═══ Provided data ═══
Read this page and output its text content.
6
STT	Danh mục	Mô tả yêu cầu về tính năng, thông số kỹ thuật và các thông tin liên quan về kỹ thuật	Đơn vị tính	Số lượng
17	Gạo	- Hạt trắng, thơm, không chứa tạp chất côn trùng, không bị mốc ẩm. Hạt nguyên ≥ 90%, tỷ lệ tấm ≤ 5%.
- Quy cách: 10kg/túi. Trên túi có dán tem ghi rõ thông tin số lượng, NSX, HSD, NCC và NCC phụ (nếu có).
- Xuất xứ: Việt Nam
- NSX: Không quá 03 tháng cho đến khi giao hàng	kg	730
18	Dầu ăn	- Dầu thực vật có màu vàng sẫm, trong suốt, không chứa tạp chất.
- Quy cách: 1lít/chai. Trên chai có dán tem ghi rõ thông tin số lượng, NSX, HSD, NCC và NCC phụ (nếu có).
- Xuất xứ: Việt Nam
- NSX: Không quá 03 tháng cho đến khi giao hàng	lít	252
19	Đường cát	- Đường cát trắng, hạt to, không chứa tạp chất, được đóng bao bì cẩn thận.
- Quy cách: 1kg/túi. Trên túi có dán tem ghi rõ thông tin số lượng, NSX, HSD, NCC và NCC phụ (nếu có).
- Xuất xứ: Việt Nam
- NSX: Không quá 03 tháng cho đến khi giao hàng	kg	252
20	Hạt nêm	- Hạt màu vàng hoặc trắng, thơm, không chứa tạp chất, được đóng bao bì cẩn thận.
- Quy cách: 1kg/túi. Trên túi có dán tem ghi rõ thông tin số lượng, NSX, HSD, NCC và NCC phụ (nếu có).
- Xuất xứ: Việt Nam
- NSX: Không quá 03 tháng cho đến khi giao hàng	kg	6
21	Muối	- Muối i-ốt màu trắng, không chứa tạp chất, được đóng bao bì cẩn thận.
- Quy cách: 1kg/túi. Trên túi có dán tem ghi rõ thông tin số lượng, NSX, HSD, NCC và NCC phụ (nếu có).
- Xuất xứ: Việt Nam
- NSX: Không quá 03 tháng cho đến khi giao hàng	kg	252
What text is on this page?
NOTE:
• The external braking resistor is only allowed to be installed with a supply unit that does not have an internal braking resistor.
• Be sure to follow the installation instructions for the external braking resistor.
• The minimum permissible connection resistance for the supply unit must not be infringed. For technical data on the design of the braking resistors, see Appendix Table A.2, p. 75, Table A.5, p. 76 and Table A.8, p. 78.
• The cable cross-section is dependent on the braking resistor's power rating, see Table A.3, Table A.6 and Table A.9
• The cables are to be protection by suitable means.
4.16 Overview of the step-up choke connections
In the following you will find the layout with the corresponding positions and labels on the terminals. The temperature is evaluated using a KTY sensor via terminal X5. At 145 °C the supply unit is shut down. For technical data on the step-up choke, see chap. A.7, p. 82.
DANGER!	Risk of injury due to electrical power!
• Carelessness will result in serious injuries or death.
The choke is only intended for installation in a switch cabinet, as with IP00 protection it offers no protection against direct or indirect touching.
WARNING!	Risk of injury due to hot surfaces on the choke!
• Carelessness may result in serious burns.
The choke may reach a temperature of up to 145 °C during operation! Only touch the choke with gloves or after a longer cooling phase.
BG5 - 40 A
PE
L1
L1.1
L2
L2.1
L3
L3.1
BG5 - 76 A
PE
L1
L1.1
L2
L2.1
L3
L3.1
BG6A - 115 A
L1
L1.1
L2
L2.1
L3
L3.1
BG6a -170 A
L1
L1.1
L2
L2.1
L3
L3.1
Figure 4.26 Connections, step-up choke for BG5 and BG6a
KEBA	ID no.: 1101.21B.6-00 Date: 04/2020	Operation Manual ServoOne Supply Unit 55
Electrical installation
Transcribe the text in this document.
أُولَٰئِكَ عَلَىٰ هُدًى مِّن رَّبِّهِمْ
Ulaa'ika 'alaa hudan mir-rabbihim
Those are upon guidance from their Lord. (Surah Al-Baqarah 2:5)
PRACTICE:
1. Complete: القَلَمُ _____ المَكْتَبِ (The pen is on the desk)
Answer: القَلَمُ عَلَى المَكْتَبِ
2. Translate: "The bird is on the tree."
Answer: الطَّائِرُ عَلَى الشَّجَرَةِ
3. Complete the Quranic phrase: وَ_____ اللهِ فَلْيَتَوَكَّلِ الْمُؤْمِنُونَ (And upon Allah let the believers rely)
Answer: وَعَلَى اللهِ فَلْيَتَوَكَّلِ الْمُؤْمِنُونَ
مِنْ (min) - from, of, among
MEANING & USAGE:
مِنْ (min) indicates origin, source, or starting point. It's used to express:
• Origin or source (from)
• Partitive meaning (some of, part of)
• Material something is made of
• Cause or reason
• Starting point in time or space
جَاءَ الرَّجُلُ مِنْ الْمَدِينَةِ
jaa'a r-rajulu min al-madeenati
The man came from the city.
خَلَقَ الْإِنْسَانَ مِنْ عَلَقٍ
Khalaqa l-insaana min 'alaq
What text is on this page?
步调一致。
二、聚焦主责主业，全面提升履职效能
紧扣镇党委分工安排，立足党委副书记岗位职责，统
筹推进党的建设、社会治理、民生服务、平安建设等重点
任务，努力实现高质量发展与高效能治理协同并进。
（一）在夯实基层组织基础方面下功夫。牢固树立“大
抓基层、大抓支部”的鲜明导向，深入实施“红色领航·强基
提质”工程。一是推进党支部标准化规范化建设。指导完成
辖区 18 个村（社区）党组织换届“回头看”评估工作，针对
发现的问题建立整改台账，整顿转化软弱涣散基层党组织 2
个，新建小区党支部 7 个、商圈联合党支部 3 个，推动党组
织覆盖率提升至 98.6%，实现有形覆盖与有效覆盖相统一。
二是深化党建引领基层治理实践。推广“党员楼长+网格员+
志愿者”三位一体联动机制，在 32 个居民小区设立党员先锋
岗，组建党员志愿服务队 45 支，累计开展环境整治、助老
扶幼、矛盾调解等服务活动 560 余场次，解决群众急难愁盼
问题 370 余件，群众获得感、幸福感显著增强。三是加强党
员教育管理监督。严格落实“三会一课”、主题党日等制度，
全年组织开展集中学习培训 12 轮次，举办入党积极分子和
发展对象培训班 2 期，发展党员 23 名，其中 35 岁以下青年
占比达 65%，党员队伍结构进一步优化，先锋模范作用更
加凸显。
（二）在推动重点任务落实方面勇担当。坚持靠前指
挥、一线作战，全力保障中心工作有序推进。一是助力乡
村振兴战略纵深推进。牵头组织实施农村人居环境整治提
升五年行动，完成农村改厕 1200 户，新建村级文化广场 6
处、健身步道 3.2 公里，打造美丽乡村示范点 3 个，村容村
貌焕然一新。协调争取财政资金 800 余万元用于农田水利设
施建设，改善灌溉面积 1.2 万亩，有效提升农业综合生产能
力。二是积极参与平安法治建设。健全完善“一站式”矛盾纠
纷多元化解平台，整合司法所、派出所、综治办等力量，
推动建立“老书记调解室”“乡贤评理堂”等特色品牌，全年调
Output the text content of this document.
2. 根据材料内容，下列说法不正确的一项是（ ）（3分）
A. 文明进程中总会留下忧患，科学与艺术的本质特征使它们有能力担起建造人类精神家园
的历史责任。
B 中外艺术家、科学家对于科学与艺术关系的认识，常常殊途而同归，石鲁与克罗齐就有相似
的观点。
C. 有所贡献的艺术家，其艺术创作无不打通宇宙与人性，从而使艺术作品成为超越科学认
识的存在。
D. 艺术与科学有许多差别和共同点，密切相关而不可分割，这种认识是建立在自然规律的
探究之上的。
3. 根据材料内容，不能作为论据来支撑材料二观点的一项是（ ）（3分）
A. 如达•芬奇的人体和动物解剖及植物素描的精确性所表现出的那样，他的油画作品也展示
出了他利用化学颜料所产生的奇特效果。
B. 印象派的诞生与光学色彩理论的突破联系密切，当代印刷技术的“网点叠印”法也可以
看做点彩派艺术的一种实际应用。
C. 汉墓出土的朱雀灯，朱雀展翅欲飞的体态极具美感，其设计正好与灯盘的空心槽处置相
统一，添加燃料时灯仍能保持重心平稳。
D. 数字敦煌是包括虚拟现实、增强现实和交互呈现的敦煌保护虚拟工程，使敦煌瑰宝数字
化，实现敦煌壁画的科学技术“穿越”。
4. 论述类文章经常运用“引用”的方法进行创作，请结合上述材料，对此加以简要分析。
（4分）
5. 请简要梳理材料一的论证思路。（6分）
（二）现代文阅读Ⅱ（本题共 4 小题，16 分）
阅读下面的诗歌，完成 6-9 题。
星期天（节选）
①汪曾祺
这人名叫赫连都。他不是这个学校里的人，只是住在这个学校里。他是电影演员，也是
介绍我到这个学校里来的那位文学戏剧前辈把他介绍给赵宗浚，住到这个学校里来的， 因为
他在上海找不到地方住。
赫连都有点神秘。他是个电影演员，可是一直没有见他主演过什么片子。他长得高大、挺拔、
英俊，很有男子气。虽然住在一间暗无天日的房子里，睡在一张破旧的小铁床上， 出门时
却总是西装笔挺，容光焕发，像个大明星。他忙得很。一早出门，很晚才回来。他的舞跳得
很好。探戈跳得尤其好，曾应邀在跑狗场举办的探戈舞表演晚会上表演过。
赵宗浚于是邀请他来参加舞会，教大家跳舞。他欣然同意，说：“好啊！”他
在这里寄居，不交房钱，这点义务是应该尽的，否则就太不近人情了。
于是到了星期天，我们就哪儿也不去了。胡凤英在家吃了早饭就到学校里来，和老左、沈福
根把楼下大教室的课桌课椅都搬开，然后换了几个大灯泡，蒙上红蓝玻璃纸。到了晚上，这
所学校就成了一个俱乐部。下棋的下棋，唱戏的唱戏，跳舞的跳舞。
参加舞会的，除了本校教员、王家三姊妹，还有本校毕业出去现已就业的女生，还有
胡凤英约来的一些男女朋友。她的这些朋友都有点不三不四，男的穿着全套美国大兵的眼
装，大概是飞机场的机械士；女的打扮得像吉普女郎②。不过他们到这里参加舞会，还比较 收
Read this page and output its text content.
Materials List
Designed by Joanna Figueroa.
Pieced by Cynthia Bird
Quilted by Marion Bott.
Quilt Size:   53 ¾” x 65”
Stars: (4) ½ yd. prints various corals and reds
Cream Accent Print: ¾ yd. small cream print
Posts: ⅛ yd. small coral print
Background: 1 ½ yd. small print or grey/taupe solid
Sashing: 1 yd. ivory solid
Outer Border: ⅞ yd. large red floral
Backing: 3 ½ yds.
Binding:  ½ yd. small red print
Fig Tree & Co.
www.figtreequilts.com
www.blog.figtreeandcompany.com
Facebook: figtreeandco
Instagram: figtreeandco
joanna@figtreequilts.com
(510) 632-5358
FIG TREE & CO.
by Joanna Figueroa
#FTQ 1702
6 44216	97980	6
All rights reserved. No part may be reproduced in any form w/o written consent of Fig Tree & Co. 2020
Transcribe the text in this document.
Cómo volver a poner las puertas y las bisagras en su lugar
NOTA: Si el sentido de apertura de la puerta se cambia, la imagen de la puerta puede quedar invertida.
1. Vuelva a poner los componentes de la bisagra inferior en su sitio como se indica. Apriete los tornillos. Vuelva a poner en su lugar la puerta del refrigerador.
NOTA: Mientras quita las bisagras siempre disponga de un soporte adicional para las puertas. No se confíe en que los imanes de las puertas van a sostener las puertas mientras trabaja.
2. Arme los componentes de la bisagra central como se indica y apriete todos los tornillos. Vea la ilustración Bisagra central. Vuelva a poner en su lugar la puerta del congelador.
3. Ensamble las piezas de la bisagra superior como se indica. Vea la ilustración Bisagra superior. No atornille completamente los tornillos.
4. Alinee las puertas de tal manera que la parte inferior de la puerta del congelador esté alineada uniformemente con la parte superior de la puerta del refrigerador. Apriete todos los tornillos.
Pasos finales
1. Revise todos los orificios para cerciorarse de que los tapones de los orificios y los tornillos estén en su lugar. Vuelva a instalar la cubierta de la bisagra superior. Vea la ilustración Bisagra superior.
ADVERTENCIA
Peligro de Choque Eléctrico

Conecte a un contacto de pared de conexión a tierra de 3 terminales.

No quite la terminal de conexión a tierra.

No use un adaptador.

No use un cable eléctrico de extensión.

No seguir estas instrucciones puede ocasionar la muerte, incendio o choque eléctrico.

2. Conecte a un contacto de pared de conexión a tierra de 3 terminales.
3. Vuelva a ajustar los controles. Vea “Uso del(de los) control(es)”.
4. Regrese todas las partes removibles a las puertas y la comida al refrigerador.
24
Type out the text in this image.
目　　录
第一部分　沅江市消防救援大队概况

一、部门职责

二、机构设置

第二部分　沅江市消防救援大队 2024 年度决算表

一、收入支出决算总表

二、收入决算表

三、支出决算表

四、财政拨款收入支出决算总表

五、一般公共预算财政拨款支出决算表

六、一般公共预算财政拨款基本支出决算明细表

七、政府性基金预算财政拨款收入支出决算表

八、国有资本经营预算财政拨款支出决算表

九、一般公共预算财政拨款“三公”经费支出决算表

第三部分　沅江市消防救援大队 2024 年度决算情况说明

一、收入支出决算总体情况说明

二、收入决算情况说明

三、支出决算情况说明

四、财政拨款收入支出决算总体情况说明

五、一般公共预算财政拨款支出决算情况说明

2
═══
• **Exercise brief**:
Look through the entries above; copy each line where the string "tháng" appears.

• **Full response**:
- NSX: Không quá 03 tháng cho đến khi giao hàng	kg	730
- NSX: Không quá 03 tháng cho đến khi giao hàng	lít	252
- NSX: Không quá 03 tháng cho đến khi giao hàng	kg	252
- NSX: Không quá 03 tháng cho đến khi giao hàng	kg	6
- NSX: Không quá 03 tháng cho đến khi giao hàng	kg	252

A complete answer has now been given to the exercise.